> _TASK BRIEF_
Only the lines from the one bearing "Transcribe this image's" to the final line should be transcribed, exactly and with both ends included. Pictures are to be left out.

--- Start of DATASET EXCERPTS ---

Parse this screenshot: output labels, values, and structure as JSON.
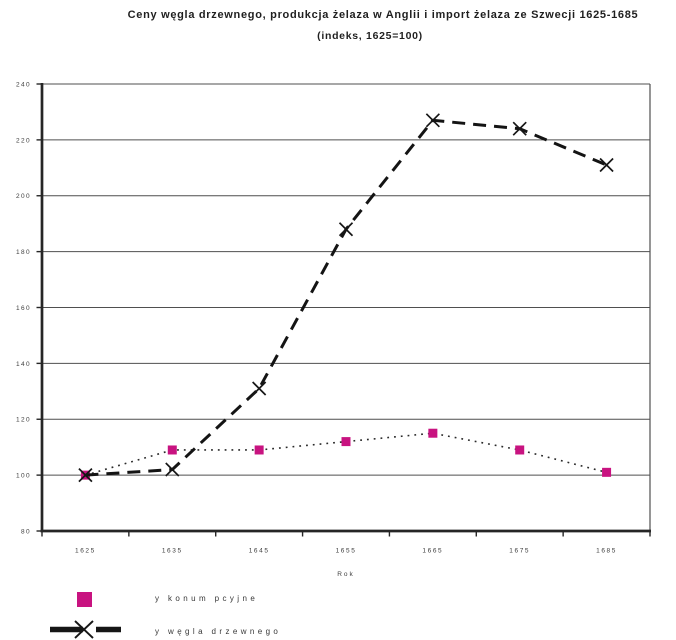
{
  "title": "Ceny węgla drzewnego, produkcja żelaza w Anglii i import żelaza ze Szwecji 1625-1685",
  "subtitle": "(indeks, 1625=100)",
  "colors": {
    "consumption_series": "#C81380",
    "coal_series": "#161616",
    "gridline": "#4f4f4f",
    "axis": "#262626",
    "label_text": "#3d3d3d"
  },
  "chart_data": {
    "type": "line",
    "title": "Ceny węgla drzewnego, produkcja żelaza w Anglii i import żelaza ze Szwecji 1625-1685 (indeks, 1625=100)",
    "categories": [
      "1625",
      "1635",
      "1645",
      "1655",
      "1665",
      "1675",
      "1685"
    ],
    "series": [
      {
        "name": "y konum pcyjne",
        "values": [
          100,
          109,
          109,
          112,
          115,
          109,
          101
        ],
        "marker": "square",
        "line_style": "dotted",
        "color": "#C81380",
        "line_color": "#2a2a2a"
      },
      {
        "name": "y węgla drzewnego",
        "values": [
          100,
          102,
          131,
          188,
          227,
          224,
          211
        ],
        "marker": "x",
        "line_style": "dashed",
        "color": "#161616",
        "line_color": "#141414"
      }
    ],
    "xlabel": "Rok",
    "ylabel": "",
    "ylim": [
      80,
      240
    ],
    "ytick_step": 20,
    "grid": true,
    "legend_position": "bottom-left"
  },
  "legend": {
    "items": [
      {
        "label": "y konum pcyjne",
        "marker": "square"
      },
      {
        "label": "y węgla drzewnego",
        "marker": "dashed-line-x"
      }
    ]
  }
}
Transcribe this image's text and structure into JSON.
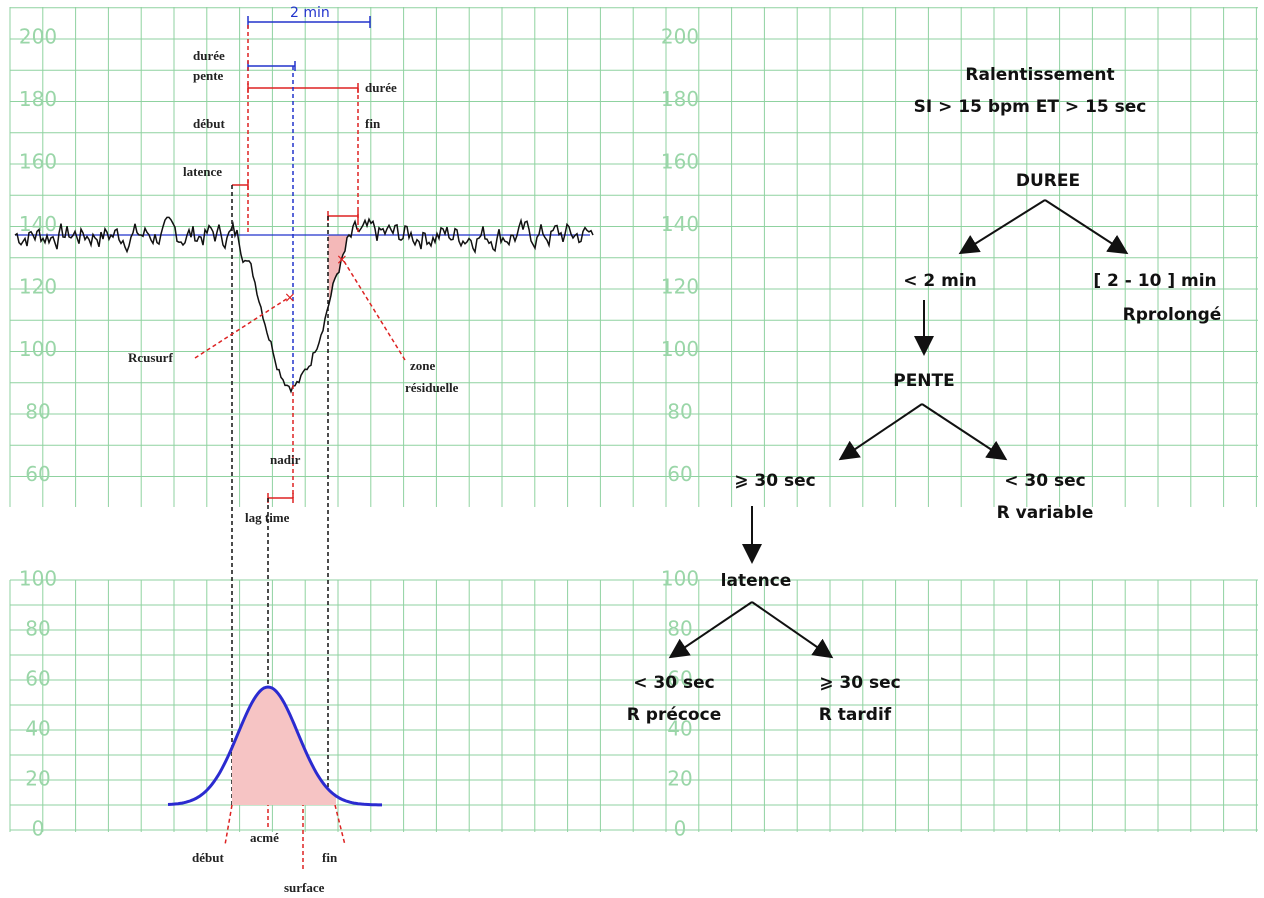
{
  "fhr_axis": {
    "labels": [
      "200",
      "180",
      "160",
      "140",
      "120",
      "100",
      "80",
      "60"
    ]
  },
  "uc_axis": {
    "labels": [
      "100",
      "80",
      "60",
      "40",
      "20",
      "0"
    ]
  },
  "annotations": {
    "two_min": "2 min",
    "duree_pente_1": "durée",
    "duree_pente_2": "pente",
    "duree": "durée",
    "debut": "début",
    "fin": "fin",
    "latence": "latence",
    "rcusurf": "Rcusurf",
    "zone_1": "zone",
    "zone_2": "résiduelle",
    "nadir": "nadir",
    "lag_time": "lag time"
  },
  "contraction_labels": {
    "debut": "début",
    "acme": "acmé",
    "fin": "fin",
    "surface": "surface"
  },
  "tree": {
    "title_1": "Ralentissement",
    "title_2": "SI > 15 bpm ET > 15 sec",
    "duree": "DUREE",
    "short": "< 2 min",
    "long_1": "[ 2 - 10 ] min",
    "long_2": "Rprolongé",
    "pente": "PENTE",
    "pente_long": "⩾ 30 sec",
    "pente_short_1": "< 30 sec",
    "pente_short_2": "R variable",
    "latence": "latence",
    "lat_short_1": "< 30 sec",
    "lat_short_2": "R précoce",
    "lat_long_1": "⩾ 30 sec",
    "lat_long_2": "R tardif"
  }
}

--- End of DATASET EXCERPTS ---

> _SOLUTION TO THE EXERCISE_
Transcribe this image's text and structure into JSON.
{
  "fhr_axis": {
    "labels": [
      "200",
      "180",
      "160",
      "140",
      "120",
      "100",
      "80",
      "60"
    ]
  },
  "uc_axis": {
    "labels": [
      "100",
      "80",
      "60",
      "40",
      "20",
      "0"
    ]
  },
  "annotations": {
    "two_min": "2 min",
    "duree_pente_1": "durée",
    "duree_pente_2": "pente",
    "duree": "durée",
    "debut": "début",
    "fin": "fin",
    "latence": "latence",
    "rcusurf": "Rcusurf",
    "zone_1": "zone",
    "zone_2": "résiduelle",
    "nadir": "nadir",
    "lag_time": "lag time"
  },
  "contraction_labels": {
    "debut": "début",
    "acme": "acmé",
    "fin": "fin",
    "surface": "surface"
  },
  "tree": {
    "title_1": "Ralentissement",
    "title_2": "SI > 15 bpm ET > 15 sec",
    "duree": "DUREE",
    "short": "< 2 min",
    "long_1": "[ 2 - 10 ] min",
    "long_2": "Rprolongé",
    "pente": "PENTE",
    "pente_long": "⩾ 30 sec",
    "pente_short_1": "< 30 sec",
    "pente_short_2": "R variable",
    "latence": "latence",
    "lat_short_1": "< 30 sec",
    "lat_short_2": "R précoce",
    "lat_long_1": "⩾ 30 sec",
    "lat_long_2": "R tardif"
  }
}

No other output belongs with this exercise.